▸ **The input**:
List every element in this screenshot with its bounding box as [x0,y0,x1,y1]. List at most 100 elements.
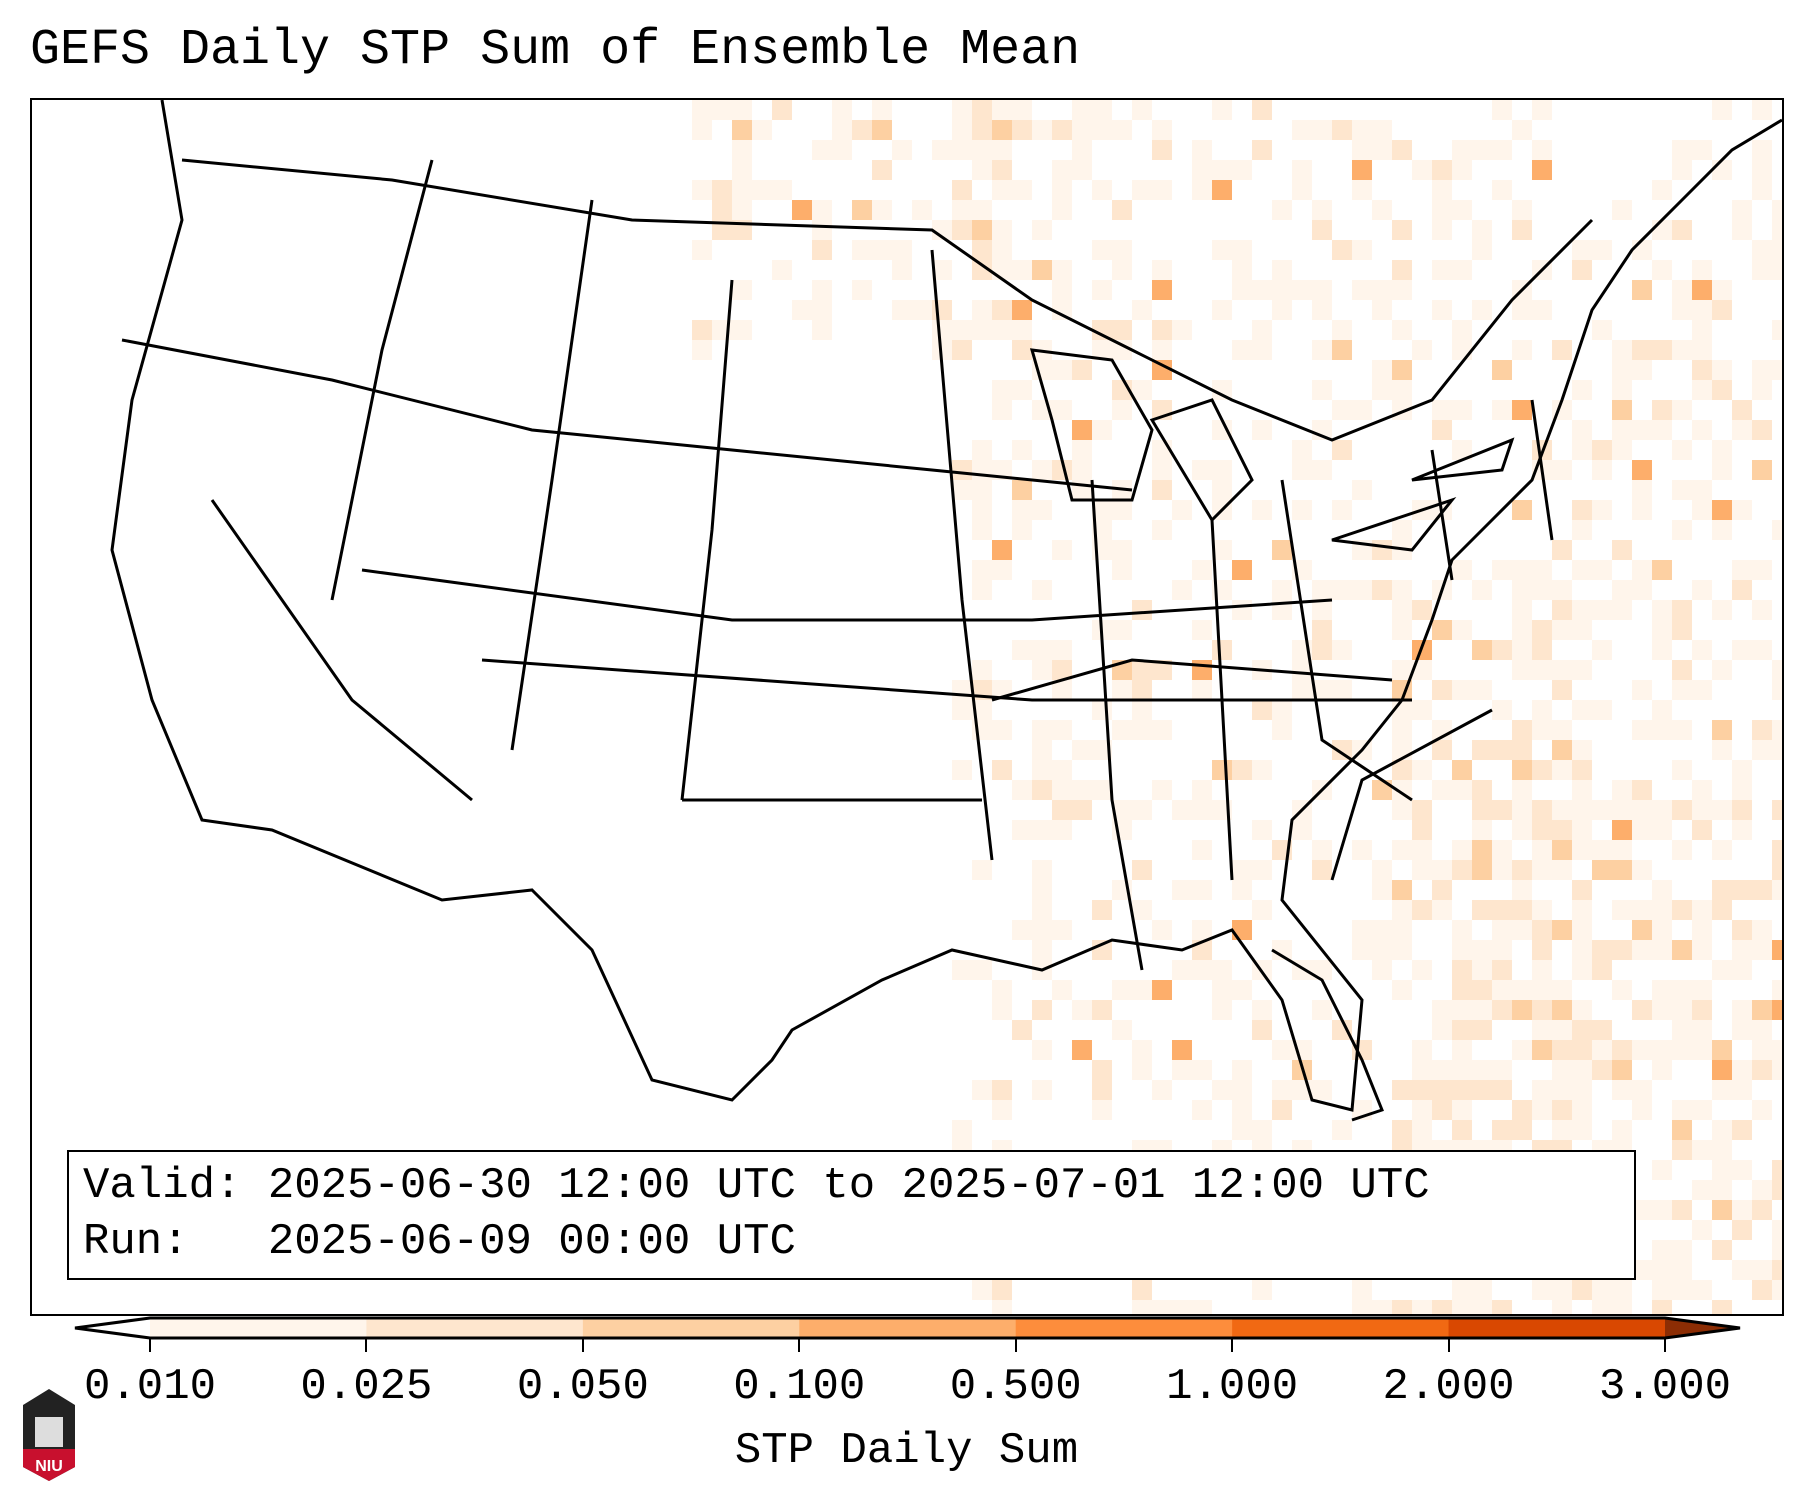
stp-cell [992,560,1012,580]
stp-cell [1572,1040,1592,1060]
stp-cell [1432,740,1452,760]
stp-cell [1132,180,1152,200]
stp-cell [1672,220,1692,240]
stp-cell [692,180,712,200]
stp-cell [1732,420,1752,440]
stp-cell [1612,1280,1632,1300]
stp-cell [1612,860,1632,880]
stp-cell [1632,920,1652,940]
stp-cell [1572,760,1592,780]
stp-cell [732,100,752,120]
stp-cell [1332,500,1352,520]
stp-cell [852,200,872,220]
stp-cell [1152,260,1172,280]
stp-cell [932,260,952,280]
stp-cell [1212,180,1232,200]
stp-cell [1212,980,1232,1000]
stp-cell [952,1120,972,1140]
map-title: GEFS Daily STP Sum of Ensemble Mean [30,22,1081,79]
stp-cell [1092,420,1112,440]
stp-cell [1672,140,1692,160]
stp-cell [1292,120,1312,140]
stp-cell [1712,1120,1732,1140]
stp-cell [1392,520,1412,540]
stp-cell [1752,940,1772,960]
stp-cell [1532,100,1552,120]
stp-cell [1472,580,1492,600]
stp-cell [1232,600,1252,620]
stp-cell [1612,1300,1632,1314]
stp-cell [872,120,892,140]
stp-cell [1692,780,1712,800]
stp-cell [1572,1020,1592,1040]
stp-cell [752,120,772,140]
stp-cell [1432,1080,1452,1100]
stp-cell [1692,680,1712,700]
stp-cell [1352,840,1372,860]
stp-cell [932,320,952,340]
stp-cell [1112,240,1132,260]
stp-cell [1732,220,1752,240]
stp-cell [972,220,992,240]
stp-cell [1472,300,1492,320]
stp-cell [1552,720,1572,740]
stp-cell [1612,780,1632,800]
stp-cell [772,260,792,280]
stp-cell [972,100,992,120]
stp-cell [1492,1060,1512,1080]
stp-cell [1192,140,1212,160]
colorbar-segment [582,1318,801,1338]
stp-cell [1112,560,1132,580]
stp-cell [1132,800,1152,820]
stp-cell [1712,800,1732,820]
stp-cell [692,340,712,360]
stp-cell [1592,460,1612,480]
stp-cell [1572,1000,1592,1020]
stp-cell [952,760,972,780]
stp-cell [1172,1040,1192,1060]
tick-label: 3.000 [1598,1362,1732,1412]
stp-cell [1652,700,1672,720]
stp-cell [852,240,872,260]
stp-cell [1272,720,1292,740]
stp-cell [1632,720,1652,740]
stp-cell [1632,940,1652,960]
stp-cell [712,100,732,120]
stp-cell [1212,1000,1232,1020]
stp-cell [1712,500,1732,520]
stp-cell [1392,900,1412,920]
stp-cell [1252,1120,1272,1140]
stp-cell [1212,380,1232,400]
stp-cell [712,180,732,200]
stp-cell [1512,860,1532,880]
stp-cell [1552,800,1572,820]
stp-cell [872,160,892,180]
stp-cell [852,280,872,300]
stp-cell [952,460,972,480]
stp-cell [1592,1040,1612,1060]
stp-cell [1552,580,1572,600]
stp-cell [1312,840,1332,860]
stp-cell [1192,780,1212,800]
stp-cell [1732,940,1752,960]
stp-cell [1732,1160,1752,1180]
stp-cell [1532,960,1552,980]
stp-cell [1672,280,1692,300]
stp-cell [1452,860,1472,880]
stp-cell [1732,1080,1752,1100]
stp-cell [1432,1020,1452,1040]
stp-cell [1412,160,1432,180]
stp-cell [1572,520,1592,540]
stp-cell [992,1100,1012,1120]
colorbar-segment [1448,1318,1666,1338]
stp-cell [1192,560,1212,580]
stp-cell [1472,860,1492,880]
stp-cell [1492,740,1512,760]
tick-mark [1447,1338,1450,1352]
stp-cell [1572,420,1592,440]
stp-cell [1772,980,1782,1000]
stp-cell [1772,260,1782,280]
stp-cell [1652,720,1672,740]
stp-cell [1472,220,1492,240]
stp-cell [1452,260,1472,280]
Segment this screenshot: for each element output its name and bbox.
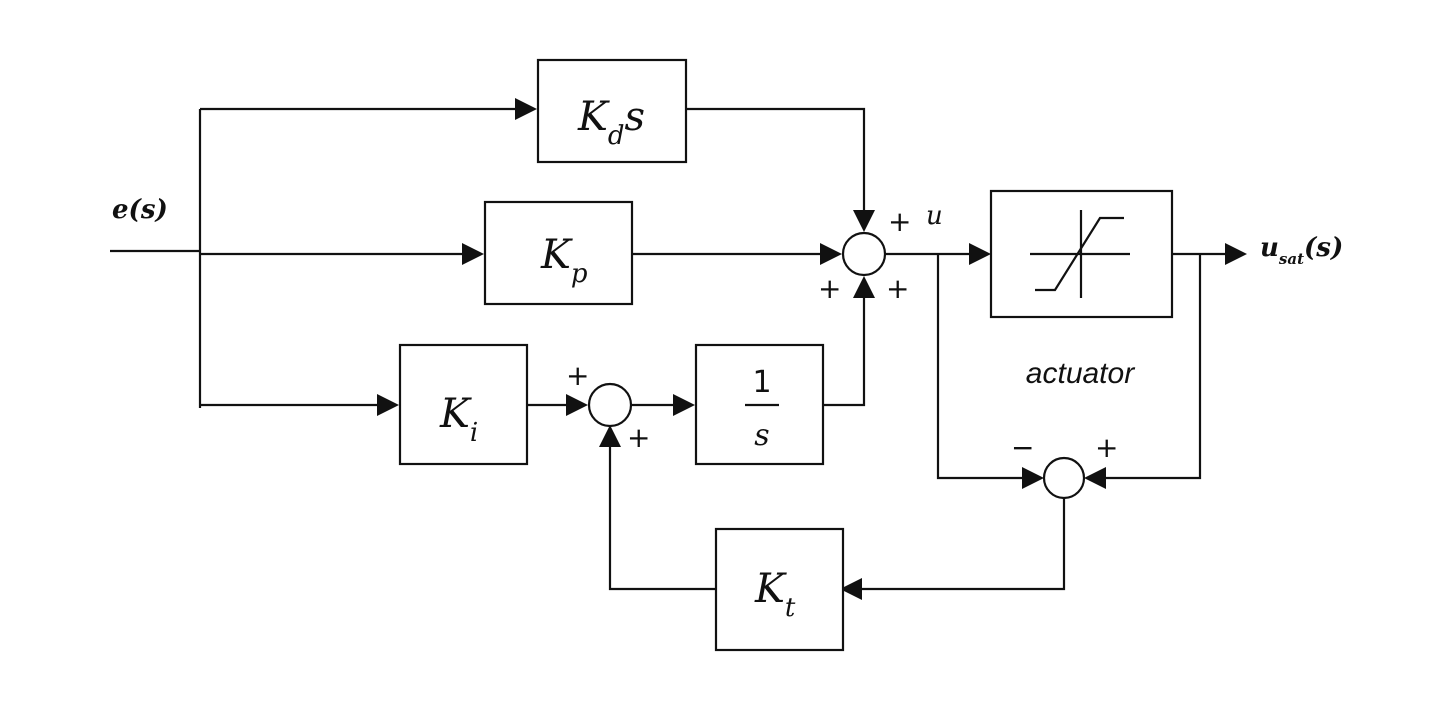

▸ **What needs to be done**: Filter the data above, keeping only the lines that contain the string "tick", and copy each of those lines in full.

▸ **Answer to the exercise**:
tick-label: 3.000 [1598,1362,1732,1412]
tick-mark [1447,1338,1450,1352]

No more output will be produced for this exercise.